» EXERCISE DETAILS:
Go through the lines below. Copy those with "title".

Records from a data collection
_ _ _ _

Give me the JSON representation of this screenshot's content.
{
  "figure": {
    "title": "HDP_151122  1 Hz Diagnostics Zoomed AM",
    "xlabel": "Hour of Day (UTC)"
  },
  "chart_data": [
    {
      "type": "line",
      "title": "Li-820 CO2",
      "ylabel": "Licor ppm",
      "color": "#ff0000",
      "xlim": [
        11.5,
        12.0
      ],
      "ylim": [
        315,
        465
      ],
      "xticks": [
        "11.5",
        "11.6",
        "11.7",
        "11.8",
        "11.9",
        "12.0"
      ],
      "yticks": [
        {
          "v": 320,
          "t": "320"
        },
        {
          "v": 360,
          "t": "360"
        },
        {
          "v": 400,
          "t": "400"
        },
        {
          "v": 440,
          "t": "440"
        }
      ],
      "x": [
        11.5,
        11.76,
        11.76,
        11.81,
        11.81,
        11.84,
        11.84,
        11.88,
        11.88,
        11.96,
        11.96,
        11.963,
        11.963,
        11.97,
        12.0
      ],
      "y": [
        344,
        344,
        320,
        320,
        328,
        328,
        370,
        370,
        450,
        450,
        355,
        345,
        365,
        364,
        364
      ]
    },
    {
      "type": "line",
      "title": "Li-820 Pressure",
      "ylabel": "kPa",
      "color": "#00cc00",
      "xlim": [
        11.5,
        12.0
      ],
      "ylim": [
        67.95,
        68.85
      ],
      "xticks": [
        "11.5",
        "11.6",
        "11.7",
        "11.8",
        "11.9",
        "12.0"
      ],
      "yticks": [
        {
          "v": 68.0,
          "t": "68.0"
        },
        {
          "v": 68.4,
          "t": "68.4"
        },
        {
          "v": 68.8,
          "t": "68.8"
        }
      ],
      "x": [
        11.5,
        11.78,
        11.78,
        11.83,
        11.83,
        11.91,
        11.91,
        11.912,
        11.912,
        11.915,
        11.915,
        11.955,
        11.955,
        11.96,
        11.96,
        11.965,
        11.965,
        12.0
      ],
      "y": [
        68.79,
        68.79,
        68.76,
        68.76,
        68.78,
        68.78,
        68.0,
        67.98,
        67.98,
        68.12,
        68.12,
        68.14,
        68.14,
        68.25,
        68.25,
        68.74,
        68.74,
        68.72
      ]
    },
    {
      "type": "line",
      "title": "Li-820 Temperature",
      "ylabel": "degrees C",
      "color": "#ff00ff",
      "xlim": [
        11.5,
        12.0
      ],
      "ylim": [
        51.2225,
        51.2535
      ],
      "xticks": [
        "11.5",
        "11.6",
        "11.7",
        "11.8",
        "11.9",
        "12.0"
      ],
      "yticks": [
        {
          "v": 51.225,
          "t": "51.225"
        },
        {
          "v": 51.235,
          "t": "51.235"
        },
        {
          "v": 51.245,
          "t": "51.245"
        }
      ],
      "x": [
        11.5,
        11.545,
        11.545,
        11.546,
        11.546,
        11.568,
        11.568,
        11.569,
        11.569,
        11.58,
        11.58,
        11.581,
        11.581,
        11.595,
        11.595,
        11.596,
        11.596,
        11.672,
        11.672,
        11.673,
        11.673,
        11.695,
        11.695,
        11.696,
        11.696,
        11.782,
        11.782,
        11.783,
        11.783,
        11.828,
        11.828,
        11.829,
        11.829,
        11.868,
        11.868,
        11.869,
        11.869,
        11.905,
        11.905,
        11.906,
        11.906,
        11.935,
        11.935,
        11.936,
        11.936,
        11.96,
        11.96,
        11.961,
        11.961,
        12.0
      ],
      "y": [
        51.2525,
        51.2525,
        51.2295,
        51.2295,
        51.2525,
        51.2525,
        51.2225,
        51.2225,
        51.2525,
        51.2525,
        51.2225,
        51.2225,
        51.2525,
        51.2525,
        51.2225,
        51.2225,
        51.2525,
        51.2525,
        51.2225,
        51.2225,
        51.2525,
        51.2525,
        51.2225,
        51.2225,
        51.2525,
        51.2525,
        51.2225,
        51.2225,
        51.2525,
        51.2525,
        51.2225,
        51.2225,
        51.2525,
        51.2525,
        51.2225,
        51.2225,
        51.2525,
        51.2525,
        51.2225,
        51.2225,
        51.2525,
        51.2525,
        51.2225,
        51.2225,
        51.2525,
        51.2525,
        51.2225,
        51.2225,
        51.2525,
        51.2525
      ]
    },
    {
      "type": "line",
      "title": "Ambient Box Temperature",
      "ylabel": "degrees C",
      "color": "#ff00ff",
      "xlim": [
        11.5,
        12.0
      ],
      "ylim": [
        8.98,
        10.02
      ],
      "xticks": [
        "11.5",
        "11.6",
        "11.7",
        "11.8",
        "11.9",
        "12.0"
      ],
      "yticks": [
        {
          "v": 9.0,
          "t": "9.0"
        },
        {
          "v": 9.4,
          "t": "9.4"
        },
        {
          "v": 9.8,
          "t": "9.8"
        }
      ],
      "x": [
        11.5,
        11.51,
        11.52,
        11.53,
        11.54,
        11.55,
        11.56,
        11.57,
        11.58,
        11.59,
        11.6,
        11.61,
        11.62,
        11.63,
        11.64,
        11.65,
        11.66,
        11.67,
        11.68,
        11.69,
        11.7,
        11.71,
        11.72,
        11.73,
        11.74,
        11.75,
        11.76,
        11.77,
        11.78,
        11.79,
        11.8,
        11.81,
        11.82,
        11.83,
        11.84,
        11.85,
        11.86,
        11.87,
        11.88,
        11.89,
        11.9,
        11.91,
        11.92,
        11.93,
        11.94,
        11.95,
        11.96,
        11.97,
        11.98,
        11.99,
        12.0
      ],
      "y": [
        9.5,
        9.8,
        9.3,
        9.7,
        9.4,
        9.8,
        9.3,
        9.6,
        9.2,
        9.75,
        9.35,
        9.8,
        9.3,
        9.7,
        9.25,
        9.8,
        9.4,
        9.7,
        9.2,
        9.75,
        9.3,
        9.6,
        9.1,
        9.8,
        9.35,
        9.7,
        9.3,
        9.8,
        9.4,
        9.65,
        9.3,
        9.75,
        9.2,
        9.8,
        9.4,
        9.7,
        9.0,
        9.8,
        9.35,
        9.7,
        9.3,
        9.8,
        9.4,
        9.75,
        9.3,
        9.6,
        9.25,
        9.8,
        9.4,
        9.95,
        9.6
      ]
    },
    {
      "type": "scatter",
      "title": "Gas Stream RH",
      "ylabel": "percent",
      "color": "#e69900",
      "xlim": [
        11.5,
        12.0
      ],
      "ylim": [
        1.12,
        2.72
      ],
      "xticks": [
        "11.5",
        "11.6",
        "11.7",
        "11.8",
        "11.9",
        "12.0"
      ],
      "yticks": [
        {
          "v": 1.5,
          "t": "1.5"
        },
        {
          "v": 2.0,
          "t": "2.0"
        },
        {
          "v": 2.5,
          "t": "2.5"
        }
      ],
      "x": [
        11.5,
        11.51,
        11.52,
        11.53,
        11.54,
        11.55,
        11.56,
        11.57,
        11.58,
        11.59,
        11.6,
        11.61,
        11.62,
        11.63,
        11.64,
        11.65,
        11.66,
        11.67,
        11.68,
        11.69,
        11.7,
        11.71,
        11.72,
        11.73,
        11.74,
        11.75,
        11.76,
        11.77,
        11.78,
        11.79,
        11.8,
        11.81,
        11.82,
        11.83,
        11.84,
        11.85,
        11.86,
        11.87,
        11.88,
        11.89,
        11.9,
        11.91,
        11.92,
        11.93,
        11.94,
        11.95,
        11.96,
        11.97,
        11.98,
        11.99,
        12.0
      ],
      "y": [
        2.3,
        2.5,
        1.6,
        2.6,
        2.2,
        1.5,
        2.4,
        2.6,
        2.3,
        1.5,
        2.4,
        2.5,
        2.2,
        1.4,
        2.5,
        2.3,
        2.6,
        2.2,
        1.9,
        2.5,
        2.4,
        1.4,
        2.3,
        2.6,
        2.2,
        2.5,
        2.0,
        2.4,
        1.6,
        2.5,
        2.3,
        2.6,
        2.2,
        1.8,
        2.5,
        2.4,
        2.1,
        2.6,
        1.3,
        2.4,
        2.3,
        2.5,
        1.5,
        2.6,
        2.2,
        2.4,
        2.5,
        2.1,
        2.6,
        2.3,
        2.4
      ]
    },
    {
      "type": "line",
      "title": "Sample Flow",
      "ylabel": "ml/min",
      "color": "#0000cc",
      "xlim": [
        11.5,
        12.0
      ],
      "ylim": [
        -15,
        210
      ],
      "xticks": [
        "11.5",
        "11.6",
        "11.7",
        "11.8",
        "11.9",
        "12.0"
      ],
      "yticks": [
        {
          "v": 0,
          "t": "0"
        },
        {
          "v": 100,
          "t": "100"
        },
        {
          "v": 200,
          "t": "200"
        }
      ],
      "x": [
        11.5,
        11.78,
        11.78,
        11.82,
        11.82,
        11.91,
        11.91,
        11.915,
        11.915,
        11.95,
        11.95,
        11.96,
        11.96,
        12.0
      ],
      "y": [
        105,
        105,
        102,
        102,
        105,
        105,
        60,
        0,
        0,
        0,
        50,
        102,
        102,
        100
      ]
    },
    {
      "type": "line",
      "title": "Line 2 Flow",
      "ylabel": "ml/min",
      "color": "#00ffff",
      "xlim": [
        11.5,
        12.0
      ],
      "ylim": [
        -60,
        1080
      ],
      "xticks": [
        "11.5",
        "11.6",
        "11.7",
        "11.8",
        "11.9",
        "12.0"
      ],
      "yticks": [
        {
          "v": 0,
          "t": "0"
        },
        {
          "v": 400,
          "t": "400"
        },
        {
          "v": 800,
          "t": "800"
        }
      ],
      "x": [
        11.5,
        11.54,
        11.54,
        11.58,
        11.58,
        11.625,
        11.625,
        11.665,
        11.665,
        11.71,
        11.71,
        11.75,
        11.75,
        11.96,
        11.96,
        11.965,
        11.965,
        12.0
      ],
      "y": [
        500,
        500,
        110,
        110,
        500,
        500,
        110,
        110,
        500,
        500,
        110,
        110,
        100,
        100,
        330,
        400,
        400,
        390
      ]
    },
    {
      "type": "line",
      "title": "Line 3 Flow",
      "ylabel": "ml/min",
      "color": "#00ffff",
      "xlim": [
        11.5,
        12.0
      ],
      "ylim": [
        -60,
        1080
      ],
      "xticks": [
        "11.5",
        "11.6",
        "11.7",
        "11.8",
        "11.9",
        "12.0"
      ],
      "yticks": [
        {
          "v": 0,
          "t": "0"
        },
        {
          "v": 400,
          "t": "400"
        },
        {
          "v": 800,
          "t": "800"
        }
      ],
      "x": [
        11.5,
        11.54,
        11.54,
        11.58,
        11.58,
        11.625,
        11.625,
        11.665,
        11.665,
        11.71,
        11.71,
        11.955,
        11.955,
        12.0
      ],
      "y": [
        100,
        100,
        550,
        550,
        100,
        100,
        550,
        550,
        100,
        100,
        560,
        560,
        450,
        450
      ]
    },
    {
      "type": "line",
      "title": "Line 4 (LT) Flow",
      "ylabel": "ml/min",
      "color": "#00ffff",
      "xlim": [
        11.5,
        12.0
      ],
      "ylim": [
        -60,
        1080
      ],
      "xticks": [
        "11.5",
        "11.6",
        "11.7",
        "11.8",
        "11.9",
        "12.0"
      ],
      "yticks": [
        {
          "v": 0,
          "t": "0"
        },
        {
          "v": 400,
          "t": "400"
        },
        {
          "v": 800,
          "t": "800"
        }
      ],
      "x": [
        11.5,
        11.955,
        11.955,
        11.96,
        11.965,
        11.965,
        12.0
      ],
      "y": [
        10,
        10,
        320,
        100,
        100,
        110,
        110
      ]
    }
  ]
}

_ _ _ _

» ANSWER TO THE PROBLEM:
    "title": "HDP_151122  1 Hz Diagnostics Zoomed AM",
      "title": "Li-820 CO2",
      "title": "Li-820 Pressure",
      "title": "Li-820 Temperature",
      "title": "Ambient Box Temperature",
      "title": "Gas Stream RH",
      "title": "Sample Flow",
      "title": "Line 2 Flow",
      "title": "Line 3 Flow",
      "title": "Line 4 (LT) Flow",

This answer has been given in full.